#### WRITTEN INSTRUCTION:
In the following material, identify every line holding the string "network" and return it.

** START **

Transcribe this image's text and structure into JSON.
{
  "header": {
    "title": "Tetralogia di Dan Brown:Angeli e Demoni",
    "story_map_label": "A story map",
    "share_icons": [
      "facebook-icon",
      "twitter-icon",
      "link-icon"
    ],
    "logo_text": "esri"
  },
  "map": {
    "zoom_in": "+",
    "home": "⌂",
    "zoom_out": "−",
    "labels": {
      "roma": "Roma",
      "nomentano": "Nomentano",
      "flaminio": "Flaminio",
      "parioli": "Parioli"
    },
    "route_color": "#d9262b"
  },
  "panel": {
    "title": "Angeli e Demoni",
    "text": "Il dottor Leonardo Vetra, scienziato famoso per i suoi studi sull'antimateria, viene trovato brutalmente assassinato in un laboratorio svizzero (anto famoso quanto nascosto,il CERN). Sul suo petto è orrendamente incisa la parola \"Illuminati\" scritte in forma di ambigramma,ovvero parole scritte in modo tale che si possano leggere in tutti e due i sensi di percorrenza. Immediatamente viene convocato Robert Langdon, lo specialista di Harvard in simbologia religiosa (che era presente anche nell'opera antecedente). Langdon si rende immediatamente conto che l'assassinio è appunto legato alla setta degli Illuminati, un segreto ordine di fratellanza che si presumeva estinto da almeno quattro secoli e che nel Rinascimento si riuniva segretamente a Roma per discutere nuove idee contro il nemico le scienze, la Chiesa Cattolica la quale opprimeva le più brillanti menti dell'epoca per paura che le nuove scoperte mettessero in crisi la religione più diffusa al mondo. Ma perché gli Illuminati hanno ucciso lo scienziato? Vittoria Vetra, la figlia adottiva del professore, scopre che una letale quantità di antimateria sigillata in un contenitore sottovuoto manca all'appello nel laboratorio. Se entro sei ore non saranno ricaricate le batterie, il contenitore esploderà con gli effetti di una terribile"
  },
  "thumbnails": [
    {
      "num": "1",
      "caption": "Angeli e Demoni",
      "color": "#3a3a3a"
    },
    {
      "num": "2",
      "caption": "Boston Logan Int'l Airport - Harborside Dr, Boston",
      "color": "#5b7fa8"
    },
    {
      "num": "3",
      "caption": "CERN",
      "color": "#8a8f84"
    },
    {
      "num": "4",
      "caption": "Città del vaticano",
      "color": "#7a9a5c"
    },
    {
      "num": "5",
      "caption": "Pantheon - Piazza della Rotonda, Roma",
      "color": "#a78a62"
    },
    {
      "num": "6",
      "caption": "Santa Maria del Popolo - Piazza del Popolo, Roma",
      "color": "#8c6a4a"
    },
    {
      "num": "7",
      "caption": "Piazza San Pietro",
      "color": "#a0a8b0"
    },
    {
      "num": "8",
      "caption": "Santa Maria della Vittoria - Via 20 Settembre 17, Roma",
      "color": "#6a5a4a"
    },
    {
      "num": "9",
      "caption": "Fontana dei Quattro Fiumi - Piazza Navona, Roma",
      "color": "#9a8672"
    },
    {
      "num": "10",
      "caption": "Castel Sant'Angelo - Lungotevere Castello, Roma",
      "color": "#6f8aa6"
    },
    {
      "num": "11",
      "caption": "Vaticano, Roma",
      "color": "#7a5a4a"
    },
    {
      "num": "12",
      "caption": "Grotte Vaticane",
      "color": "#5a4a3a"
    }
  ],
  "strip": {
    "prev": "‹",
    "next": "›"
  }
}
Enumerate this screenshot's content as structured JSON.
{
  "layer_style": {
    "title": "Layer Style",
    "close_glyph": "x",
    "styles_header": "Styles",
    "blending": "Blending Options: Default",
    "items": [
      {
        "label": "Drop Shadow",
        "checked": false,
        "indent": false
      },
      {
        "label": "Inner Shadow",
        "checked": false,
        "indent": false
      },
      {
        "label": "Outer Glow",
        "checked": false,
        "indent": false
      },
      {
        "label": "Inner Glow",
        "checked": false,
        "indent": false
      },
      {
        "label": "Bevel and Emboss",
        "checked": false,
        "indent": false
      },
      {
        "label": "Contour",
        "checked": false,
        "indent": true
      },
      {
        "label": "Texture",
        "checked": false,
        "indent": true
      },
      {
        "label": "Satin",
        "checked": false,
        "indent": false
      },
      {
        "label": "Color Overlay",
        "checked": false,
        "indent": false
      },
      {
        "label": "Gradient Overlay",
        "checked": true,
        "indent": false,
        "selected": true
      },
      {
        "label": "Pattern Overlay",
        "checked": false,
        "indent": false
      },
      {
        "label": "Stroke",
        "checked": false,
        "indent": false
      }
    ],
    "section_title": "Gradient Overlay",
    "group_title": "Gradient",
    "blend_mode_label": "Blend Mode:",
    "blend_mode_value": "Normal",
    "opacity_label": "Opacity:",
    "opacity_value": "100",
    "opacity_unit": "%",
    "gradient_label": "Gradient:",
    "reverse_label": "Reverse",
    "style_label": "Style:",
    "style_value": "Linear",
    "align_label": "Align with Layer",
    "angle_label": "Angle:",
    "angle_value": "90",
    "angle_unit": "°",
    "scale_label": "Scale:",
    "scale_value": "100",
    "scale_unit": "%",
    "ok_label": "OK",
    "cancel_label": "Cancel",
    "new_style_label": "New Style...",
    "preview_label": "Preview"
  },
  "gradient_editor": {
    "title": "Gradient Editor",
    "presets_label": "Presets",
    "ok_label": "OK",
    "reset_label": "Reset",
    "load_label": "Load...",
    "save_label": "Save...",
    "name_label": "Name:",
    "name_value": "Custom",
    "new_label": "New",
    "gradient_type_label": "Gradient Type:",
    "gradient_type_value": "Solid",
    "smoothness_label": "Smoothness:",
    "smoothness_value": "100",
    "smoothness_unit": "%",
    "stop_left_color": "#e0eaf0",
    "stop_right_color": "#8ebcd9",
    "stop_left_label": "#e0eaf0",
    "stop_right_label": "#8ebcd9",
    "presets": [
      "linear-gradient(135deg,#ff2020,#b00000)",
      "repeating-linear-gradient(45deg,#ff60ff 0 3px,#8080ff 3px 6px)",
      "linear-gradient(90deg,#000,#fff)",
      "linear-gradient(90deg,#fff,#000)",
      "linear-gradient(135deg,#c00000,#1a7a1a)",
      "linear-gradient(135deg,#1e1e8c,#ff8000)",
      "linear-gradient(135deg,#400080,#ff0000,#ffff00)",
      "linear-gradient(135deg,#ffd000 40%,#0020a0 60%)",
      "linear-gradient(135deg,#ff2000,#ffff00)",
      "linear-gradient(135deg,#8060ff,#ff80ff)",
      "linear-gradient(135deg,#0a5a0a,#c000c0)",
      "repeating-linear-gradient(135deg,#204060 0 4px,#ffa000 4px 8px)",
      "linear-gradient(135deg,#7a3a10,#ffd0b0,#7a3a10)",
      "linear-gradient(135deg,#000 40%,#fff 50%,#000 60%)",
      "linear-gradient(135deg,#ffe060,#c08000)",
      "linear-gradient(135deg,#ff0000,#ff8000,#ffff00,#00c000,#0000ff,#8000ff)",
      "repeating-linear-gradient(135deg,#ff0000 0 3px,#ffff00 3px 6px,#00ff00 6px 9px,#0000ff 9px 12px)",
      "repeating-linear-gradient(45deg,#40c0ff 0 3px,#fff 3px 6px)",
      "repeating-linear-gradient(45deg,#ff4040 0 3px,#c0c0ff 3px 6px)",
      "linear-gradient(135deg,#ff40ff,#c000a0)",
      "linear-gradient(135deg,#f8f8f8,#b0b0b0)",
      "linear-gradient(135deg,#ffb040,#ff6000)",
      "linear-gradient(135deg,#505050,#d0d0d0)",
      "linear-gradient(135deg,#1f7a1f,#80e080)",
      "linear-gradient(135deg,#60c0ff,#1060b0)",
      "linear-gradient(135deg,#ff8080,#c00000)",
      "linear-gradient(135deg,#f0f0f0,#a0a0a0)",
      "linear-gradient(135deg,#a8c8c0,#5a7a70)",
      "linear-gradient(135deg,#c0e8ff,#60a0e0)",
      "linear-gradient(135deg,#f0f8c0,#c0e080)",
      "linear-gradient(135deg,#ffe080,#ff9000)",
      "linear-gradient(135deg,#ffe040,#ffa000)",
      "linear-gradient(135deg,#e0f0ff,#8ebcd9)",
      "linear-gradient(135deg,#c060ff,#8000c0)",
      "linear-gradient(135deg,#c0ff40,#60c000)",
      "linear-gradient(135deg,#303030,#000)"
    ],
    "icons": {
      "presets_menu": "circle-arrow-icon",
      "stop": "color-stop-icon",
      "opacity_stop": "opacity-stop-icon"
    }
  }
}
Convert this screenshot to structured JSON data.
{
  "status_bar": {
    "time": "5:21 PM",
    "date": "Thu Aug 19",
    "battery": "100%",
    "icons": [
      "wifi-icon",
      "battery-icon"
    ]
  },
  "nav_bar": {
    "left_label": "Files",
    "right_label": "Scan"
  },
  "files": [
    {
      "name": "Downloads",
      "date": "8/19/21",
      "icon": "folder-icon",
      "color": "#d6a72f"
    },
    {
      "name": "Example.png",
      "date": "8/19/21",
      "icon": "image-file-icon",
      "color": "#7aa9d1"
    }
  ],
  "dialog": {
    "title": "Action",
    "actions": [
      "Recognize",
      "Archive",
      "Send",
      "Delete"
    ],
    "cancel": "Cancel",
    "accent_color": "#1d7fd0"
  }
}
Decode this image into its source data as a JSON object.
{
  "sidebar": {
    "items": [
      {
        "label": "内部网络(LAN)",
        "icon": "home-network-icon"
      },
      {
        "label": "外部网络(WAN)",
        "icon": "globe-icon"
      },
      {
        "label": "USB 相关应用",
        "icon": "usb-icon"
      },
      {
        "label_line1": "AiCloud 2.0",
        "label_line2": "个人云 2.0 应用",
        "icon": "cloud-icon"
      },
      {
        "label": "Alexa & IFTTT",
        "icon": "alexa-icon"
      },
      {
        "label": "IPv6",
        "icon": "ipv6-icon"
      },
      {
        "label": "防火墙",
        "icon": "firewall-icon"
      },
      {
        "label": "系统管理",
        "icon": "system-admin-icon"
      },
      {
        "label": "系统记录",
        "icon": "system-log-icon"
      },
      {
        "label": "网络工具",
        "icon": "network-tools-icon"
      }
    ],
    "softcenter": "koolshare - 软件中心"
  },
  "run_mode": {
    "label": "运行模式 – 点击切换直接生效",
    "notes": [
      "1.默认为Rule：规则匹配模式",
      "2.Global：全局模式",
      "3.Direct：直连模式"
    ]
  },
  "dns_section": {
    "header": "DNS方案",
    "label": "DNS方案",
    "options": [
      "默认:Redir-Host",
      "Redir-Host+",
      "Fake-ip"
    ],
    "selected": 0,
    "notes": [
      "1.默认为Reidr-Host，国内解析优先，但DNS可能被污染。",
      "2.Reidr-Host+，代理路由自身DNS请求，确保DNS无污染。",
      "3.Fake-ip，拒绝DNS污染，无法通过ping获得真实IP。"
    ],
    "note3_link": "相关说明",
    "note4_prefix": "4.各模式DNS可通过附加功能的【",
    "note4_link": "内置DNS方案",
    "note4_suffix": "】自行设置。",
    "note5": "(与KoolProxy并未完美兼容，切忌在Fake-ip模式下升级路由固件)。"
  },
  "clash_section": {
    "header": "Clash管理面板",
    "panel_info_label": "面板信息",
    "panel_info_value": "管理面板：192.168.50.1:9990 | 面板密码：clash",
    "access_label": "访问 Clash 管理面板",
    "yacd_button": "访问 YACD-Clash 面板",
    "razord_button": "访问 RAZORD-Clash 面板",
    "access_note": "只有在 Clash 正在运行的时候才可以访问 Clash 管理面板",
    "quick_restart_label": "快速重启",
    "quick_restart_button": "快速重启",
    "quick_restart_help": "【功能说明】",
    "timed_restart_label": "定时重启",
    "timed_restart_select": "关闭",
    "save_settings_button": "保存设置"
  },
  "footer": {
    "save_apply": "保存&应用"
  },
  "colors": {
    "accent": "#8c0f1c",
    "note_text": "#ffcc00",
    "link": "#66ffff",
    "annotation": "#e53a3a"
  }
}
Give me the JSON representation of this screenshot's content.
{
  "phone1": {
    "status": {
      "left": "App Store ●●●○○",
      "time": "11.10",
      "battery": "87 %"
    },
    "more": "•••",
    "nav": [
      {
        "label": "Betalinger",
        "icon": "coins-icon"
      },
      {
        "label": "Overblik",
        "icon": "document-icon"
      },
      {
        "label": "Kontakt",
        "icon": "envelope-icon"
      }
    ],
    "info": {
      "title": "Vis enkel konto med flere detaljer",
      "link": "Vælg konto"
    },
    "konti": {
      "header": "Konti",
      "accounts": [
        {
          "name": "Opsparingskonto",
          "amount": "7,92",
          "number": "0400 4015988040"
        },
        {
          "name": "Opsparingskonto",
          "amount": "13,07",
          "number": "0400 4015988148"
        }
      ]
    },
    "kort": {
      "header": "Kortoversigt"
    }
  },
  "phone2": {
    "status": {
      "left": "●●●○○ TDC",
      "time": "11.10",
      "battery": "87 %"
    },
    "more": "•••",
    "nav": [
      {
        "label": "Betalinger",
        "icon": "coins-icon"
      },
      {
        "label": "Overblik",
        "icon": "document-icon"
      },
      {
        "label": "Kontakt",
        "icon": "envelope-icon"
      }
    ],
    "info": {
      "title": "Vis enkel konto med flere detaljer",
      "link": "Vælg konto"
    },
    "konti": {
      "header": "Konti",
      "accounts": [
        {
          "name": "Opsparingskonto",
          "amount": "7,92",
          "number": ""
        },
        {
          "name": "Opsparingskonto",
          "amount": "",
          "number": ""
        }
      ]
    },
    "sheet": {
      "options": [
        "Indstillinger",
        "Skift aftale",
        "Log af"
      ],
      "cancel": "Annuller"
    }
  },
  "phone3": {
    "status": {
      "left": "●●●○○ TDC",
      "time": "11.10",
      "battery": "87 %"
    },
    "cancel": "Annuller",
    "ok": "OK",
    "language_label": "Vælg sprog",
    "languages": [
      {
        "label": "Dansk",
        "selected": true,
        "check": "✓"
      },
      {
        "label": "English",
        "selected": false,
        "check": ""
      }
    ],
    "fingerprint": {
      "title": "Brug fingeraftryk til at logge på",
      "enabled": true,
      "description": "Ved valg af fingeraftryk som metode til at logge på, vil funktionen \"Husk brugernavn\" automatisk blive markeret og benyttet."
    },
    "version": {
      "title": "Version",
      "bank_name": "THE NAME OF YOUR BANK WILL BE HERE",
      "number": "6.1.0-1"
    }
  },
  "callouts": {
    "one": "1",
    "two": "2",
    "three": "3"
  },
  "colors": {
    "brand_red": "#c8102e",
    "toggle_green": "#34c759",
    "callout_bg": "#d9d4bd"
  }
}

** END **

#### THE RESULT:
        "icon": "home-network-icon"
        "icon": "network-tools-icon"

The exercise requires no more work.